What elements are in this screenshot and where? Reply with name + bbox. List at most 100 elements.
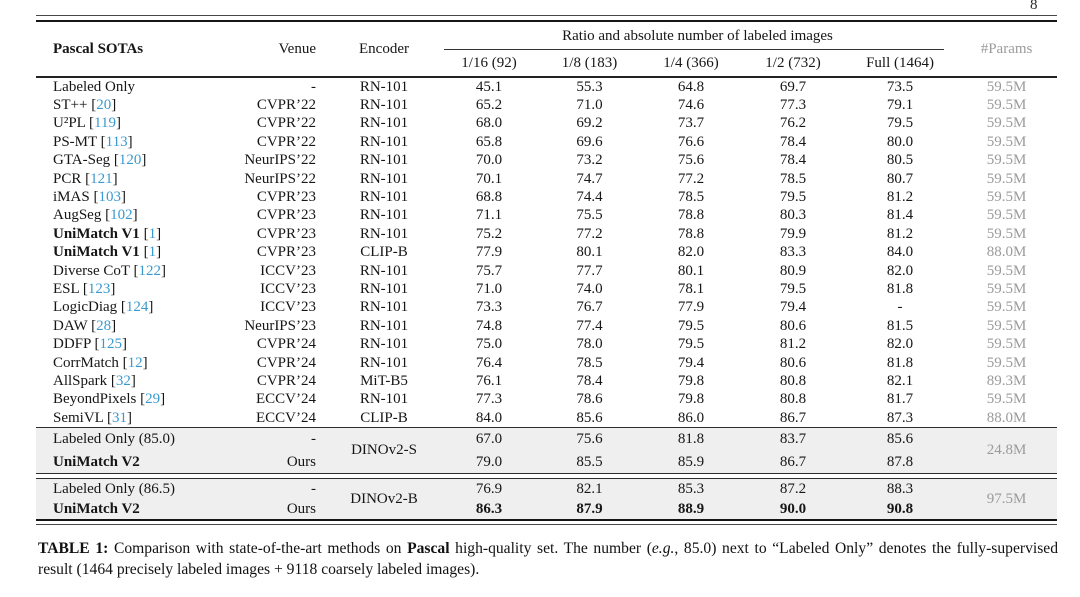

--- --- ---

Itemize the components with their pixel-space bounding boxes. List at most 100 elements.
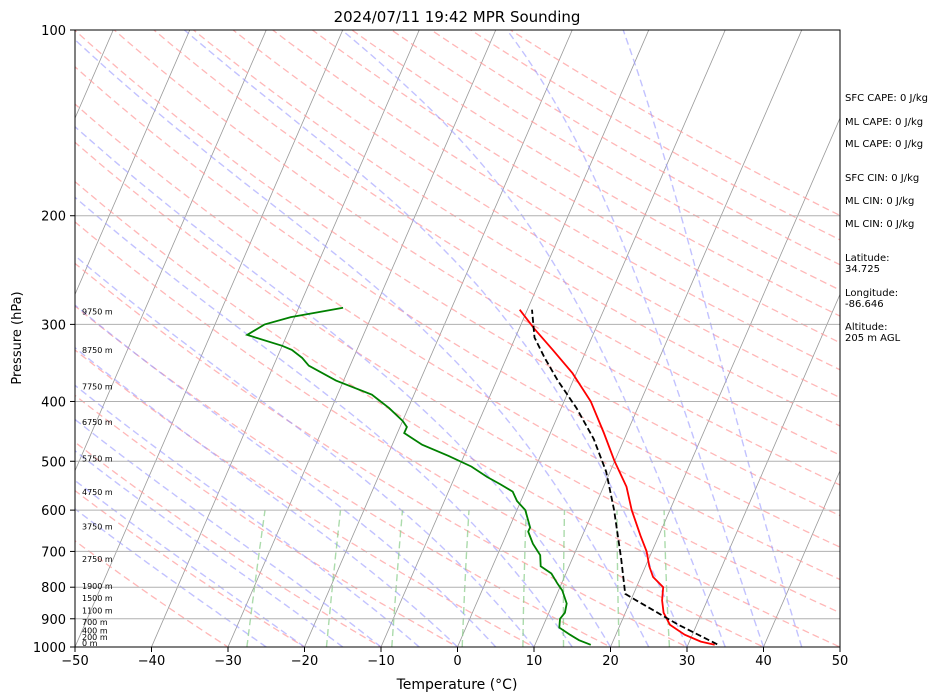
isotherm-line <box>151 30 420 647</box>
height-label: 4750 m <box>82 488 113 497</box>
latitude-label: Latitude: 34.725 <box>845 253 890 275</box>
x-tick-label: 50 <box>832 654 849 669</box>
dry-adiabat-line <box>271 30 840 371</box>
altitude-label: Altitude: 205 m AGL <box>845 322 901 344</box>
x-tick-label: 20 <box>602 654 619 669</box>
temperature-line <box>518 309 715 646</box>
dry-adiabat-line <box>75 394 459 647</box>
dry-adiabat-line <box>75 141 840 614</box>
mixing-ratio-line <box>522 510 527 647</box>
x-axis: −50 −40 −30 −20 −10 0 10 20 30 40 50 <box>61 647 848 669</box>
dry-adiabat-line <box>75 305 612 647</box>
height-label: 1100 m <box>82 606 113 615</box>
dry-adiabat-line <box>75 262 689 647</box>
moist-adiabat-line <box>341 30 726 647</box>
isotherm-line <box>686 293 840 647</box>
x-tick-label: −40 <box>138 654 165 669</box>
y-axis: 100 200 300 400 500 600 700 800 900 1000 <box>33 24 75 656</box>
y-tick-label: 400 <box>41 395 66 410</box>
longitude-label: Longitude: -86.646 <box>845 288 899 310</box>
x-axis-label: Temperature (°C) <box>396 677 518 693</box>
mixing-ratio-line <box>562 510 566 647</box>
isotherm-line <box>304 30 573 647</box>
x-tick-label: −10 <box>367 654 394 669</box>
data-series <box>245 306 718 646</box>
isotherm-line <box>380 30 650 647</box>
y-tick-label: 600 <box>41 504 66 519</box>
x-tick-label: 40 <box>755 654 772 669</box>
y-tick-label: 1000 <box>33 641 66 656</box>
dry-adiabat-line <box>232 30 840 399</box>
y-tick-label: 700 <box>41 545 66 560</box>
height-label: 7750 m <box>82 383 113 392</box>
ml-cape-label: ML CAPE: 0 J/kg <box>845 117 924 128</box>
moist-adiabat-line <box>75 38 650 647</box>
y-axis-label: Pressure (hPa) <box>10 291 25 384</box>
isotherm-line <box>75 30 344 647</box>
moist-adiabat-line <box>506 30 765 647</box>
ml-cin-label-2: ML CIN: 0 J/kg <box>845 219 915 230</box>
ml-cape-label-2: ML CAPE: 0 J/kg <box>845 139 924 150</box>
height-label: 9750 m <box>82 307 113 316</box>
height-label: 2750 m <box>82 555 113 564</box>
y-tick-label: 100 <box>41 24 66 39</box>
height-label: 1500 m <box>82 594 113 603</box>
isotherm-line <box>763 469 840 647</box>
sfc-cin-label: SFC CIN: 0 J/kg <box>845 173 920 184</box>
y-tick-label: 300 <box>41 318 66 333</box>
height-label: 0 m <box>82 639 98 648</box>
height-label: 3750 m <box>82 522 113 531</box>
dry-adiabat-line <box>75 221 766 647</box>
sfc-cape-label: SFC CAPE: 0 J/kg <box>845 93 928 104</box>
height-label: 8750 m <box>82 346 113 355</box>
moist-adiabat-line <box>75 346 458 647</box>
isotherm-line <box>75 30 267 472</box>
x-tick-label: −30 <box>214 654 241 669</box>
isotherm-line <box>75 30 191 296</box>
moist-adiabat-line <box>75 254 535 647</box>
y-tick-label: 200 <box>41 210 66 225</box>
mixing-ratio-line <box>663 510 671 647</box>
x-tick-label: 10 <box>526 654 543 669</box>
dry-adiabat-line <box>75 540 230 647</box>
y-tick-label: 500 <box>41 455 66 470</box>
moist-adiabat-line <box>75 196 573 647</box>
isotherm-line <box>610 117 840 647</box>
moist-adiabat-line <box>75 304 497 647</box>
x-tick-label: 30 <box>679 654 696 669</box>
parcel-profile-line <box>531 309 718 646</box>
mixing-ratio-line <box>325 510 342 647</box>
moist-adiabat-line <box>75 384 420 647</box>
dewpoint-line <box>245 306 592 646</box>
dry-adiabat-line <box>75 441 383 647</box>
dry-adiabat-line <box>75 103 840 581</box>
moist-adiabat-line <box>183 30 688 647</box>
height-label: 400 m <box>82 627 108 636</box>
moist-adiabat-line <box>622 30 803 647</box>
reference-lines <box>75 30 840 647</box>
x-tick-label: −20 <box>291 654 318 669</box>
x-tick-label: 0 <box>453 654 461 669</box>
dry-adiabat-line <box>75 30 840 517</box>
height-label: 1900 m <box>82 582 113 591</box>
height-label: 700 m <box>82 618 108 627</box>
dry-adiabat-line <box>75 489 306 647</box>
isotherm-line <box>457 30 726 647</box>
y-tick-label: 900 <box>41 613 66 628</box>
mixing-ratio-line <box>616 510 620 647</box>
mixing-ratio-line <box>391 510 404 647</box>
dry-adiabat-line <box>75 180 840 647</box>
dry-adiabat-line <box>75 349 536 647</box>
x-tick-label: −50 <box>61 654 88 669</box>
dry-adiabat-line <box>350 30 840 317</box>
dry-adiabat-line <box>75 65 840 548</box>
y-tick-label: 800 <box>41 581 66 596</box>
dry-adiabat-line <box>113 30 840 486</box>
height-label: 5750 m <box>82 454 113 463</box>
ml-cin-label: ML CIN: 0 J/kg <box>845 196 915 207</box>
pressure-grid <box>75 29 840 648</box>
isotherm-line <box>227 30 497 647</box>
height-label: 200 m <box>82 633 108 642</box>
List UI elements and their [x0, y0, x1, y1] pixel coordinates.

--- --- ---

SHORT EXERCISE:
Copy out, unchanged, the lines above from the one containing "Itemize the components" to the one containing "temperature-line <box>518 309 715 646</box>", both included. Leave the pictures out.

SOLUTION TO THIS PROBLEM:
Itemize the components with their pixel-space bounding boxes. List at most 100 elements.
isotherm-line <box>151 30 420 647</box>
height-label: 4750 m <box>82 488 113 497</box>
latitude-label: Latitude: 34.725 <box>845 253 890 275</box>
x-tick-label: 50 <box>832 654 849 669</box>
dry-adiabat-line <box>271 30 840 371</box>
altitude-label: Altitude: 205 m AGL <box>845 322 901 344</box>
x-tick-label: 20 <box>602 654 619 669</box>
temperature-line <box>518 309 715 646</box>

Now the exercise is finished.